(Reading passage)

Hey @apotheosis! Apparently, there is already a decentralized proof generation sequencers protocol called Proof Market developed by us (=nil; Foundation) in collaboration with Ethereum Foundation, Solana Foundation, Mina Foundation and StarkWare. All the proofs in there are verifiable on Ethereum, Solana, StarkNet and more verification is coming.
I’m thinking that ICP integration is something we’d be interested in if you’re about to do it.
Hello, please provide a few links or documents. It seems like this is a market of some sort where you pay for proofs? How much demand is there for this?
Are you generating Groth16 proofs with your zkLLVM that people then pay for later on ZKP related blockchains?
Love the idea, but I have a question about the efficiency of this scheme @apotheosis :
Is a zero knowledge proof any faster to generate than a tECDSA signature on the IC? A ZK proof generated by the IC would still have to go through consensus and may be slow. In which case, what extra performance do you get over just batching transactions, and using ECDSA to sign on the batch of transactions, with some inclusion proof e.g. merkle or BLS submitted to the destination chain?

(End Reading passage)
(Provided records)

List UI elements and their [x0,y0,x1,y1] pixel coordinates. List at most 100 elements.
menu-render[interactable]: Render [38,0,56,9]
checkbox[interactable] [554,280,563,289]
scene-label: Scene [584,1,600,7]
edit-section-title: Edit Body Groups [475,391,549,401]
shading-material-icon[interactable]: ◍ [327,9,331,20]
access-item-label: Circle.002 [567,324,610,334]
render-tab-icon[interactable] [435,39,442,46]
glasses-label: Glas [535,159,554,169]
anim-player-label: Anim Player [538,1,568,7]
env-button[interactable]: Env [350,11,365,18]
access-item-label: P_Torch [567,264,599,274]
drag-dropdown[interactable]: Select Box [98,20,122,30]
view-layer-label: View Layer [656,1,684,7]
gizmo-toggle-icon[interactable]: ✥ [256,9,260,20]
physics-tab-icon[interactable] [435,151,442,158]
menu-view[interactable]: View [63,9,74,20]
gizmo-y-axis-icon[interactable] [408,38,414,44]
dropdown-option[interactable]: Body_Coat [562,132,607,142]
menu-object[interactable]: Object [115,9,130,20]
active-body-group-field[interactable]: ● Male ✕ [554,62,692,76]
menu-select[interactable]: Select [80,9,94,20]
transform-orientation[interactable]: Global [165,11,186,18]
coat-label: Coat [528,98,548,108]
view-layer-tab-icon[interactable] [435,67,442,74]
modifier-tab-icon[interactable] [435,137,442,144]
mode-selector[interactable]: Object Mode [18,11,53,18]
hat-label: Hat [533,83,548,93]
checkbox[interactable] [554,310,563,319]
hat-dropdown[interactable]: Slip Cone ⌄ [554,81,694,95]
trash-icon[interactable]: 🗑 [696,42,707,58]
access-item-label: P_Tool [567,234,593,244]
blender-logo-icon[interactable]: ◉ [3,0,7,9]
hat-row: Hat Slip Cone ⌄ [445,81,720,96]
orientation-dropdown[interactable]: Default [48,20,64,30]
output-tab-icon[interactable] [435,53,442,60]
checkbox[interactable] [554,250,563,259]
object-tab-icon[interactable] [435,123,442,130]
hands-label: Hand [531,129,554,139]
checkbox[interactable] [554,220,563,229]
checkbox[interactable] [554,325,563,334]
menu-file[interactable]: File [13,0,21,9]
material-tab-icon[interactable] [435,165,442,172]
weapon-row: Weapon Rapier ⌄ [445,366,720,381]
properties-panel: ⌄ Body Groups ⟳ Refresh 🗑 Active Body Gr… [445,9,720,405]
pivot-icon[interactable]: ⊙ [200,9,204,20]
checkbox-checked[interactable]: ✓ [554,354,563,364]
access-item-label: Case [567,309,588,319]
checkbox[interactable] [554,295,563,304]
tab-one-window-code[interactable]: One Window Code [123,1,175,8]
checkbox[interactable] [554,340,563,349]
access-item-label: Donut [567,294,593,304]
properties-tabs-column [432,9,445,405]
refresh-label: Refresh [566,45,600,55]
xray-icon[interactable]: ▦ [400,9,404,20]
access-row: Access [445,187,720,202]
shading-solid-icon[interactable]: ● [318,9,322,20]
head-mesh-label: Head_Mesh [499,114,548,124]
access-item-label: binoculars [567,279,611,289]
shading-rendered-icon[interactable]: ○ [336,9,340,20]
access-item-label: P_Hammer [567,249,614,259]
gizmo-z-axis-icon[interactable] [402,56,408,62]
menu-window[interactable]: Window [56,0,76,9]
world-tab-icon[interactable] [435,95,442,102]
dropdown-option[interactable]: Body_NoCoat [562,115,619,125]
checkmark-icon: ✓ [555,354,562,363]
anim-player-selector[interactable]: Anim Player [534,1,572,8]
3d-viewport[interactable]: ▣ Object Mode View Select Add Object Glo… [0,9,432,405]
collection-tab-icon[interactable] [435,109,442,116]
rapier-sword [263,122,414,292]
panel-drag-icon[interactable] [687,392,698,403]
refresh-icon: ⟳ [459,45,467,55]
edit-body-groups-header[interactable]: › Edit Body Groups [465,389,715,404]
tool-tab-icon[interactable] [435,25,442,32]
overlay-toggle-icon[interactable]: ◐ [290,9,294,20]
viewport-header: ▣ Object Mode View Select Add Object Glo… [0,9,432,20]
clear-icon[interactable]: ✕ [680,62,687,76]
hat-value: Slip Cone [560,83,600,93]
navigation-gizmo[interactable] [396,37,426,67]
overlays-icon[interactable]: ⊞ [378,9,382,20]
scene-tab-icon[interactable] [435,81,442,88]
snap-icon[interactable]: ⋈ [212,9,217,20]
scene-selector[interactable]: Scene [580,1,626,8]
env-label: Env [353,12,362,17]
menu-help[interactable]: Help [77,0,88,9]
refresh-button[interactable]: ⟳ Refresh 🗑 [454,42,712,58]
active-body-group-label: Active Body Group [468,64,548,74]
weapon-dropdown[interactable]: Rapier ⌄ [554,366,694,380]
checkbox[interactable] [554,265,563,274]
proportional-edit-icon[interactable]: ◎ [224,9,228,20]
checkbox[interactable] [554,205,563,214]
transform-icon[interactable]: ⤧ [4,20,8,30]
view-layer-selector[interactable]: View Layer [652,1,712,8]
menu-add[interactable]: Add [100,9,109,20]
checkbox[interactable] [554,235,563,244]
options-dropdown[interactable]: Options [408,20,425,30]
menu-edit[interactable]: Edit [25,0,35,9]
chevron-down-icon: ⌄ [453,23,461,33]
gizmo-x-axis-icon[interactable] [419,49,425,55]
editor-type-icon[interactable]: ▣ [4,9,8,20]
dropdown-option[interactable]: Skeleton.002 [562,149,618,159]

(End Provided records)

Set of tasks:
1. Transcribe from the discussion about Proof Market, beginning at the words "Are you generating" and stopping after the words "the destination chain?".
2. Answer these questions from the discussion about Proof Market:
(a) Which organization says it developed Proof Market?
(b) What type of proofs does one message ask whether zkLLVM is generating?
(c) What does the last message say a ZK proof generated by the IC would still have to go through?
The rows play no part in this work.

Exercise solutions:
1.
Are you generating Groth16 proofs with your zkLLVM that people then pay for later on ZKP related blockchains?
Love the idea, but I have a question about the efficiency of this scheme @apotheosis :
Is a zero knowledge proof any faster to generate than a tECDSA signature on the IC? A ZK proof generated by the IC would still have to go through consensus and may be slow. In which case, what extra performance do you get over just batching transactions, and using ECDSA to sign on the batch of transactions, with some inclusion proof e.g. merkle or BLS submitted to the destination chain?

2.
(a) =nil; Foundation
(b) Groth16 proofs
(c) Consensus